Return all of the lines below exactly as they are.

----- Input -----

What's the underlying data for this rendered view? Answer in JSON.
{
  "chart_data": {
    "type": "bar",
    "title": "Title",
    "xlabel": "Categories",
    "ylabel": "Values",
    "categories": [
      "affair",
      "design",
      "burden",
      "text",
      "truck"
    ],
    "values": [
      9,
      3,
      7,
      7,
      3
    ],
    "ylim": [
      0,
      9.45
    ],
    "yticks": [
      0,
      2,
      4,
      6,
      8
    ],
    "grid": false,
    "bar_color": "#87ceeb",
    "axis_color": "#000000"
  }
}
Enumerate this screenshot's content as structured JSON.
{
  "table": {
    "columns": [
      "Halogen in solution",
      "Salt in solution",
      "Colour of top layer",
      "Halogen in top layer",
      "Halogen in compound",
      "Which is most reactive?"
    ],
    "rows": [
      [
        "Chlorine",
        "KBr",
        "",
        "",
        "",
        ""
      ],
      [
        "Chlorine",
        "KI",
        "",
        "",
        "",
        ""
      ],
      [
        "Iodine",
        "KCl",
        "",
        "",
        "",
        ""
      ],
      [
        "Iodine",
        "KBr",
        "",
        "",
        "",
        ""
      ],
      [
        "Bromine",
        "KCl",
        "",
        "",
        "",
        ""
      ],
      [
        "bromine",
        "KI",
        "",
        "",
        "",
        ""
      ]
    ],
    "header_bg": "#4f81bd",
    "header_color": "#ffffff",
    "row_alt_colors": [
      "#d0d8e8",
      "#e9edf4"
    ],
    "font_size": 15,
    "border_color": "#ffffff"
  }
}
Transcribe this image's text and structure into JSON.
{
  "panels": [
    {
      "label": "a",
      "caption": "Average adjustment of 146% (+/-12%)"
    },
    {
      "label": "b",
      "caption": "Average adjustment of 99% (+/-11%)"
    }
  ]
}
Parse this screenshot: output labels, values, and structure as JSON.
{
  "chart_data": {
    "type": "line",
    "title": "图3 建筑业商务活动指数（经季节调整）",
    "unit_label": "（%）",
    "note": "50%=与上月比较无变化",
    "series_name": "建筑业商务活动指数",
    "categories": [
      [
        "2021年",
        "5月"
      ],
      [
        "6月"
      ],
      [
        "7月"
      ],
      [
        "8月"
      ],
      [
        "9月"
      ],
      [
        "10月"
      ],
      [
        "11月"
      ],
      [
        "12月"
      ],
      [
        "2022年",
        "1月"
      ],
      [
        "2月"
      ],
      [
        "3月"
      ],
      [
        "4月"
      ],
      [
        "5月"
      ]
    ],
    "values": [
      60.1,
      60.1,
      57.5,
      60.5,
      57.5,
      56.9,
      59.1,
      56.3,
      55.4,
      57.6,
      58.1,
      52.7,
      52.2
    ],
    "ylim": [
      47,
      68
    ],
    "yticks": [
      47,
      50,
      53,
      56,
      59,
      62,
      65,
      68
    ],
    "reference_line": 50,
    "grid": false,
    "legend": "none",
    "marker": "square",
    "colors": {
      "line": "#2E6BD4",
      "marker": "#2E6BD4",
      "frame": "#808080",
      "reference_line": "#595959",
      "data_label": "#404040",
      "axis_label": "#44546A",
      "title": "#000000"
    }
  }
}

-----

**Written answer**
What's the underlying data for this rendered view? Answer in JSON.
{
  "chart_data": {
    "type": "bar",
    "title": "Title",
    "xlabel": "Categories",
    "ylabel": "Values",
    "categories": [
      "affair",
      "design",
      "burden",
      "text",
      "truck"
    ],
    "values": [
      9,
      3,
      7,
      7,
      3
    ],
    "ylim": [
      0,
      9.45
    ],
    "yticks": [
      0,
      2,
      4,
      6,
      8
    ],
    "grid": false,
    "bar_color": "#87ceeb",
    "axis_color": "#000000"
  }
}
Enumerate this screenshot's content as structured JSON.
{
  "table": {
    "columns": [
      "Halogen in solution",
      "Salt in solution",
      "Colour of top layer",
      "Halogen in top layer",
      "Halogen in compound",
      "Which is most reactive?"
    ],
    "rows": [
      [
        "Chlorine",
        "KBr",
        "",
        "",
        "",
        ""
      ],
      [
        "Chlorine",
        "KI",
        "",
        "",
        "",
        ""
      ],
      [
        "Iodine",
        "KCl",
        "",
        "",
        "",
        ""
      ],
      [
        "Iodine",
        "KBr",
        "",
        "",
        "",
        ""
      ],
      [
        "Bromine",
        "KCl",
        "",
        "",
        "",
        ""
      ],
      [
        "bromine",
        "KI",
        "",
        "",
        "",
        ""
      ]
    ],
    "header_bg": "#4f81bd",
    "header_color": "#ffffff",
    "row_alt_colors": [
      "#d0d8e8",
      "#e9edf4"
    ],
    "font_size": 15,
    "border_color": "#ffffff"
  }
}
Transcribe this image's text and structure into JSON.
{
  "panels": [
    {
      "label": "a",
      "caption": "Average adjustment of 146% (+/-12%)"
    },
    {
      "label": "b",
      "caption": "Average adjustment of 99% (+/-11%)"
    }
  ]
}
Parse this screenshot: output labels, values, and structure as JSON.
{
  "chart_data": {
    "type": "line",
    "title": "图3 建筑业商务活动指数（经季节调整）",
    "unit_label": "（%）",
    "note": "50%=与上月比较无变化",
    "series_name": "建筑业商务活动指数",
    "categories": [
      [
        "2021年",
        "5月"
      ],
      [
        "6月"
      ],
      [
        "7月"
      ],
      [
        "8月"
      ],
      [
        "9月"
      ],
      [
        "10月"
      ],
      [
        "11月"
      ],
      [
        "12月"
      ],
      [
        "2022年",
        "1月"
      ],
      [
        "2月"
      ],
      [
        "3月"
      ],
      [
        "4月"
      ],
      [
        "5月"
      ]
    ],
    "values": [
      60.1,
      60.1,
      57.5,
      60.5,
      57.5,
      56.9,
      59.1,
      56.3,
      55.4,
      57.6,
      58.1,
      52.7,
      52.2
    ],
    "ylim": [
      47,
      68
    ],
    "yticks": [
      47,
      50,
      53,
      56,
      59,
      62,
      65,
      68
    ],
    "reference_line": 50,
    "grid": false,
    "legend": "none",
    "marker": "square",
    "colors": {
      "line": "#2E6BD4",
      "marker": "#2E6BD4",
      "frame": "#808080",
      "reference_line": "#595959",
      "data_label": "#404040",
      "axis_label": "#44546A",
      "title": "#000000"
    }
  }
}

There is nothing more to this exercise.